- Задание: Перечислите всех реальных людей, названных по имени в приведенной ниже статье о Маэстро Гегаме Григоряне.

- Текст статьи:
________________________
Логотип

МАЭСТРО. ГЛАЗАМИ ДОЧЕРИ

Герой этой статьи – безвременно ушедший из жизни Маэстро Гегам Григорян. О нем рассказывает дочь Асмик – солистка вильнюсского Оперного театра. Их разделяли 3000 километров, но сей факт  никогда не являлся преградой для двух любящих сердец. 

«Я всю жизнь гордилась  отцом, — рассказывает Асмик. — А когда сама ступила на певческую стезю, мое восхищение папой удвоилось, если не сказать больше. Тогда я по-настоящему осознала  весь масштаб его профессионализма. Папа всю жизнь был для меня человеком-праздником. Впрочем, почему только для меня?  Вся детвора нашего вильнюсского двора с замиранием сердца ожидала приезда моего папы. Деда Мороза  не ждали так, как ждали «дядю Гегама». Багажник его машины  вмещал больше сладостей, чем мешок Деда Мороза. Похоже, папа заходил в магазин и  скупал там весь кондитерский отдел. С возрастом я разлюбила сладости. Но чувство праздника осталось».

ШАРЛЬ АЗНАВУР ЛЮБИТ ПОВТОРЯТЬ, ЧТО У НЕГО ТИПИЧНО АРМЯНСКАЯ СЕМЬЯ. При том что супруга именитого шансонье — шведка. Армянской, без тени сомнения, можно было назвать и семью Гегама Григоряна, хотя и у него супруга Валерия иных кровей. Друзья и близкие ласково называют ее Лерой. Она профессиональная балерина. «Лера некогда танцевала в балете Мариинского театра Санкт-Петербурга, — рассказывает Асмик. — Сей мощный творческий организм тогда назывался Кировским театром. Познакомившись с папой, Лера встала перед выбором:  связать жизнь с певцом, маршруты которого пролегают по всему миру, или продолжать выходить на поклоны в любимом театре. Лера предпочла первое». А «армянскость»  семьи Григорян состояла в том, что глава семейства ни на кого не давил, но при этом все прекрасно знали, что именно он – центр мироздания и все должны  крутиться вокруг него.

 Рассказывают, что, когда Арам Ильич Хачатурян днем иногда ложился спать, если такая счастливая возможность выпадала,  он требовал, чтобы кто-нибудь рядом шуршал. Не разговаривал, заметьте, не мешал ему, а именно шуршал. Чтобы композитор ощущал присутствие близких ему людей. Точно так же вел себя и Гегам Григорян. Какое-то время он жил во Франции: работал в престижном оперном театре в Ницце. Лера с мальчиками жила там же, на Лазурном берегу: младший — Тигран — здесь и родился. «Однажды, — вспоминает Асмик, — папа должен был выступать во Флоренции. Он не поленился проехать 600 километров, приехать за семьей и забрать ее в Италию, на премьеру. Зачем? Чтобы во время репетиций, я уже не говорю про сам спектакль, семья была рядом. Ему так было спокойней, когда все были  рядом. И при этом никто не должен был попадаться под руку. Особенно в день спектакля». В окружении певца все усвоили это незатейливое правило: быть рядом и не мельтешить. Усвоили и охотно выполняли его.
________________________
- Исходный список:
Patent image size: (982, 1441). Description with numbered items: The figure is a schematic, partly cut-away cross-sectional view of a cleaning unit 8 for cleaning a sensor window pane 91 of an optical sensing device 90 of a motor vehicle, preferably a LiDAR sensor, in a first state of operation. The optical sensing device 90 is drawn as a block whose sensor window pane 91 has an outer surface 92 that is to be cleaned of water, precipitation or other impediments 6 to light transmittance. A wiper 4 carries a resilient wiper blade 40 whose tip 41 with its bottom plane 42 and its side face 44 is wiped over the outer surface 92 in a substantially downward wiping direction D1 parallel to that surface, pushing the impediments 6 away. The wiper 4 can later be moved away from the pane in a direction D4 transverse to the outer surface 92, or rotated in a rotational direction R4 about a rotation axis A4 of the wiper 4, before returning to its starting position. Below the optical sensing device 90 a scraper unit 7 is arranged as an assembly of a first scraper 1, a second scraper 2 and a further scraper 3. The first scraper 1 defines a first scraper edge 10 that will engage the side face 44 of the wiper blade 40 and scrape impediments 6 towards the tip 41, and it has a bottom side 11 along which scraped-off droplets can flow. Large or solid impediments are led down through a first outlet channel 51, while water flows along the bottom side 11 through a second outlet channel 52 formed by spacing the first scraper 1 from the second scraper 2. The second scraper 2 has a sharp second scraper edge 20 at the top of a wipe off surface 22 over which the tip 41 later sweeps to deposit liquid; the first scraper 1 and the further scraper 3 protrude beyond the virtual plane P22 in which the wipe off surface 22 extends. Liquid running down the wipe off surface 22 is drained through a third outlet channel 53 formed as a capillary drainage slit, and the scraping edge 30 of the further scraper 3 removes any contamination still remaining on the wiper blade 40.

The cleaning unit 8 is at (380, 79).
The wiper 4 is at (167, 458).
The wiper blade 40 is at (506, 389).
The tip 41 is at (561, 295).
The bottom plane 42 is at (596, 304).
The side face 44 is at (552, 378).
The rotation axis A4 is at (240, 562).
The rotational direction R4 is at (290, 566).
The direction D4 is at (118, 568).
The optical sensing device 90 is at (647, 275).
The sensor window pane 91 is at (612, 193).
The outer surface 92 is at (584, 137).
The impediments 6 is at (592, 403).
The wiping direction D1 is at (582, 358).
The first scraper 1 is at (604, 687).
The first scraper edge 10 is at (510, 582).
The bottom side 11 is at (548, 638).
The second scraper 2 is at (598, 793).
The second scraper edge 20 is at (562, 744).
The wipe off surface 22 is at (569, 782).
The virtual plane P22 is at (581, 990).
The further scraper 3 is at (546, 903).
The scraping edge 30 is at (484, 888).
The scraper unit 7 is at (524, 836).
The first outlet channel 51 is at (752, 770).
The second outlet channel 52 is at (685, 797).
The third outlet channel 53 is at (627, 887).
________________________
- Результат:
Гегам Григорян
Асмик
Шарль Азнавур
Валерия (Лера)
Арам Ильич Хачатурян
Тигран